[Your objective]: Return the listing word for word, as given.

[The records]:
......

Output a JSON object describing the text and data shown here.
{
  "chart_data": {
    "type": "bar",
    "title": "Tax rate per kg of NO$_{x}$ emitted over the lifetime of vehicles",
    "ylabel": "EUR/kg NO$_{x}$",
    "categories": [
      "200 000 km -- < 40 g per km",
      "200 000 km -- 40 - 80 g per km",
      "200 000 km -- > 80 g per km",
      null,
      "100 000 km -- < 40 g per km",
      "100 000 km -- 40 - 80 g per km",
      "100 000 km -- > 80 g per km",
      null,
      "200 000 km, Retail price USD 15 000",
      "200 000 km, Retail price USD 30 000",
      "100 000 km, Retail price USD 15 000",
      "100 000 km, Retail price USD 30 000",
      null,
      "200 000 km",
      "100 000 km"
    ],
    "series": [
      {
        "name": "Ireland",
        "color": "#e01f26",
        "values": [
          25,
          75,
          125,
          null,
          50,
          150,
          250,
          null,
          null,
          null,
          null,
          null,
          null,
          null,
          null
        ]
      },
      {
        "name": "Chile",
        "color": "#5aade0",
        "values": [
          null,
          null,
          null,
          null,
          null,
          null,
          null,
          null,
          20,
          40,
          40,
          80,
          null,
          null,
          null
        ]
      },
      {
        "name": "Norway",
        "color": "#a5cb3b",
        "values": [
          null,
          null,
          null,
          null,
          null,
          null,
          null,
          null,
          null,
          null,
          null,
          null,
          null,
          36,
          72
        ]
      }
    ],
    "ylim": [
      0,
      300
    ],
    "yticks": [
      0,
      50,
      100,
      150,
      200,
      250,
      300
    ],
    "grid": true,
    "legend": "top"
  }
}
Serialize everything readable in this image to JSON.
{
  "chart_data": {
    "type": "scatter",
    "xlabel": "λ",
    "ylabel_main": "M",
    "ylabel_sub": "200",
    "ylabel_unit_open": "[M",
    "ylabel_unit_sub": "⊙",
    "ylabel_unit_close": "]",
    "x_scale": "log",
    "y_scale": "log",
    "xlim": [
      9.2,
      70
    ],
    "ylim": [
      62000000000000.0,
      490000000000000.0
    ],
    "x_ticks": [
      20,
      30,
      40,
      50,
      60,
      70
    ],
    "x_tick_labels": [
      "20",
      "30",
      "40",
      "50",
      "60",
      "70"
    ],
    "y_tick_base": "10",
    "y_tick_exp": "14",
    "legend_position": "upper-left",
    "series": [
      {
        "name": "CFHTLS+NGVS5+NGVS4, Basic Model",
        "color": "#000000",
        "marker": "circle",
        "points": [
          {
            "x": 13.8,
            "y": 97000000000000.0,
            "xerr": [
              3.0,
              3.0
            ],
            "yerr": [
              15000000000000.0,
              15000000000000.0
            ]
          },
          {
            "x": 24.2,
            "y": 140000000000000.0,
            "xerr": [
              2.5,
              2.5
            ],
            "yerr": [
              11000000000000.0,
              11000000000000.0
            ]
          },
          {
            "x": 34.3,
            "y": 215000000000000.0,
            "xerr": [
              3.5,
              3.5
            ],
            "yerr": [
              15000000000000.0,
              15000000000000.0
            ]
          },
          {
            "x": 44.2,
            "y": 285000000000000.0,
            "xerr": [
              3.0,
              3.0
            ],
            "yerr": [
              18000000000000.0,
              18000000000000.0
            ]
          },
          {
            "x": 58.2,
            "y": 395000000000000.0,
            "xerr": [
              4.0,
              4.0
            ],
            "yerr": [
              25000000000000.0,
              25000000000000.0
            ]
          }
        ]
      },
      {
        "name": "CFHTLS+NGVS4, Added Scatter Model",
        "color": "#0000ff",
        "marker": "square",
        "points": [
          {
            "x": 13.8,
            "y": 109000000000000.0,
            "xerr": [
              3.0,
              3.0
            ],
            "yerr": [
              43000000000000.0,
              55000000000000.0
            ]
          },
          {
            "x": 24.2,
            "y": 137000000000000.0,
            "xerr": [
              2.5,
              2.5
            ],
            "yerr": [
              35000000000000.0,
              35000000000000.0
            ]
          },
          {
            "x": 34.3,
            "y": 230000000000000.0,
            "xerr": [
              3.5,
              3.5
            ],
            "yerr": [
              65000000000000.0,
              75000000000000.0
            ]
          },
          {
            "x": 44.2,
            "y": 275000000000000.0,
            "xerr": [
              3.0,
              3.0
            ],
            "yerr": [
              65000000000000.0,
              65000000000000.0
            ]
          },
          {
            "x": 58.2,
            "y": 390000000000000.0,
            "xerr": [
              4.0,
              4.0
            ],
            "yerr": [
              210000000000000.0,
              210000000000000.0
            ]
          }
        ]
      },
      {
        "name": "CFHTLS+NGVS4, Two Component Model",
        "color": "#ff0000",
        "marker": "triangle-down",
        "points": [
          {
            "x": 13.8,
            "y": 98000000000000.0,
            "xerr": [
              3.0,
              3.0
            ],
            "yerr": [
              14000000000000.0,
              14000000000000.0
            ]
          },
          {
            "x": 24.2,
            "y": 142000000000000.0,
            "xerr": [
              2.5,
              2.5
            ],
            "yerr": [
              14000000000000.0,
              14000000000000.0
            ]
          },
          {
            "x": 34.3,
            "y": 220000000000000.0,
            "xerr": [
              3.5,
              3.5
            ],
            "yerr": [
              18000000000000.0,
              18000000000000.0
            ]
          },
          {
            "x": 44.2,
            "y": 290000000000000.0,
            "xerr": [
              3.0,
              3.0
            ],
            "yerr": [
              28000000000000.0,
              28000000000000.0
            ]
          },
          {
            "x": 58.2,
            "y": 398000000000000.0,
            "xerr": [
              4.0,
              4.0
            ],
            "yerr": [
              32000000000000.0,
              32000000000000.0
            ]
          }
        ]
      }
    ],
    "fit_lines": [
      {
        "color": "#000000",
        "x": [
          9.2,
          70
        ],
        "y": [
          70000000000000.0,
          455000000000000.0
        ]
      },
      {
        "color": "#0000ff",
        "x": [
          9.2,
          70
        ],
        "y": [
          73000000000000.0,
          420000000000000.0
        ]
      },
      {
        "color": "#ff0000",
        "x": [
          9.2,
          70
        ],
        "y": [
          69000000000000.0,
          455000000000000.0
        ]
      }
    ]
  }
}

......

[Answer for this exercise]:
Output a JSON object describing the text and data shown here.
{
  "chart_data": {
    "type": "bar",
    "title": "Tax rate per kg of NO$_{x}$ emitted over the lifetime of vehicles",
    "ylabel": "EUR/kg NO$_{x}$",
    "categories": [
      "200 000 km -- < 40 g per km",
      "200 000 km -- 40 - 80 g per km",
      "200 000 km -- > 80 g per km",
      null,
      "100 000 km -- < 40 g per km",
      "100 000 km -- 40 - 80 g per km",
      "100 000 km -- > 80 g per km",
      null,
      "200 000 km, Retail price USD 15 000",
      "200 000 km, Retail price USD 30 000",
      "100 000 km, Retail price USD 15 000",
      "100 000 km, Retail price USD 30 000",
      null,
      "200 000 km",
      "100 000 km"
    ],
    "series": [
      {
        "name": "Ireland",
        "color": "#e01f26",
        "values": [
          25,
          75,
          125,
          null,
          50,
          150,
          250,
          null,
          null,
          null,
          null,
          null,
          null,
          null,
          null
        ]
      },
      {
        "name": "Chile",
        "color": "#5aade0",
        "values": [
          null,
          null,
          null,
          null,
          null,
          null,
          null,
          null,
          20,
          40,
          40,
          80,
          null,
          null,
          null
        ]
      },
      {
        "name": "Norway",
        "color": "#a5cb3b",
        "values": [
          null,
          null,
          null,
          null,
          null,
          null,
          null,
          null,
          null,
          null,
          null,
          null,
          null,
          36,
          72
        ]
      }
    ],
    "ylim": [
      0,
      300
    ],
    "yticks": [
      0,
      50,
      100,
      150,
      200,
      250,
      300
    ],
    "grid": true,
    "legend": "top"
  }
}
Serialize everything readable in this image to JSON.
{
  "chart_data": {
    "type": "scatter",
    "xlabel": "λ",
    "ylabel_main": "M",
    "ylabel_sub": "200",
    "ylabel_unit_open": "[M",
    "ylabel_unit_sub": "⊙",
    "ylabel_unit_close": "]",
    "x_scale": "log",
    "y_scale": "log",
    "xlim": [
      9.2,
      70
    ],
    "ylim": [
      62000000000000.0,
      490000000000000.0
    ],
    "x_ticks": [
      20,
      30,
      40,
      50,
      60,
      70
    ],
    "x_tick_labels": [
      "20",
      "30",
      "40",
      "50",
      "60",
      "70"
    ],
    "y_tick_base": "10",
    "y_tick_exp": "14",
    "legend_position": "upper-left",
    "series": [
      {
        "name": "CFHTLS+NGVS5+NGVS4, Basic Model",
        "color": "#000000",
        "marker": "circle",
        "points": [
          {
            "x": 13.8,
            "y": 97000000000000.0,
            "xerr": [
              3.0,
              3.0
            ],
            "yerr": [
              15000000000000.0,
              15000000000000.0
            ]
          },
          {
            "x": 24.2,
            "y": 140000000000000.0,
            "xerr": [
              2.5,
              2.5
            ],
            "yerr": [
              11000000000000.0,
              11000000000000.0
            ]
          },
          {
            "x": 34.3,
            "y": 215000000000000.0,
            "xerr": [
              3.5,
              3.5
            ],
            "yerr": [
              15000000000000.0,
              15000000000000.0
            ]
          },
          {
            "x": 44.2,
            "y": 285000000000000.0,
            "xerr": [
              3.0,
              3.0
            ],
            "yerr": [
              18000000000000.0,
              18000000000000.0
            ]
          },
          {
            "x": 58.2,
            "y": 395000000000000.0,
            "xerr": [
              4.0,
              4.0
            ],
            "yerr": [
              25000000000000.0,
              25000000000000.0
            ]
          }
        ]
      },
      {
        "name": "CFHTLS+NGVS4, Added Scatter Model",
        "color": "#0000ff",
        "marker": "square",
        "points": [
          {
            "x": 13.8,
            "y": 109000000000000.0,
            "xerr": [
              3.0,
              3.0
            ],
            "yerr": [
              43000000000000.0,
              55000000000000.0
            ]
          },
          {
            "x": 24.2,
            "y": 137000000000000.0,
            "xerr": [
              2.5,
              2.5
            ],
            "yerr": [
              35000000000000.0,
              35000000000000.0
            ]
          },
          {
            "x": 34.3,
            "y": 230000000000000.0,
            "xerr": [
              3.5,
              3.5
            ],
            "yerr": [
              65000000000000.0,
              75000000000000.0
            ]
          },
          {
            "x": 44.2,
            "y": 275000000000000.0,
            "xerr": [
              3.0,
              3.0
            ],
            "yerr": [
              65000000000000.0,
              65000000000000.0
            ]
          },
          {
            "x": 58.2,
            "y": 390000000000000.0,
            "xerr": [
              4.0,
              4.0
            ],
            "yerr": [
              210000000000000.0,
              210000000000000.0
            ]
          }
        ]
      },
      {
        "name": "CFHTLS+NGVS4, Two Component Model",
        "color": "#ff0000",
        "marker": "triangle-down",
        "points": [
          {
            "x": 13.8,
            "y": 98000000000000.0,
            "xerr": [
              3.0,
              3.0
            ],
            "yerr": [
              14000000000000.0,
              14000000000000.0
            ]
          },
          {
            "x": 24.2,
            "y": 142000000000000.0,
            "xerr": [
              2.5,
              2.5
            ],
            "yerr": [
              14000000000000.0,
              14000000000000.0
            ]
          },
          {
            "x": 34.3,
            "y": 220000000000000.0,
            "xerr": [
              3.5,
              3.5
            ],
            "yerr": [
              18000000000000.0,
              18000000000000.0
            ]
          },
          {
            "x": 44.2,
            "y": 290000000000000.0,
            "xerr": [
              3.0,
              3.0
            ],
            "yerr": [
              28000000000000.0,
              28000000000000.0
            ]
          },
          {
            "x": 58.2,
            "y": 398000000000000.0,
            "xerr": [
              4.0,
              4.0
            ],
            "yerr": [
              32000000000000.0,
              32000000000000.0
            ]
          }
        ]
      }
    ],
    "fit_lines": [
      {
        "color": "#000000",
        "x": [
          9.2,
          70
        ],
        "y": [
          70000000000000.0,
          455000000000000.0
        ]
      },
      {
        "color": "#0000ff",
        "x": [
          9.2,
          70
        ],
        "y": [
          73000000000000.0,
          420000000000000.0
        ]
      },
      {
        "color": "#ff0000",
        "x": [
          9.2,
          70
        ],
        "y": [
          69000000000000.0,
          455000000000000.0
        ]
      }
    ]
  }
}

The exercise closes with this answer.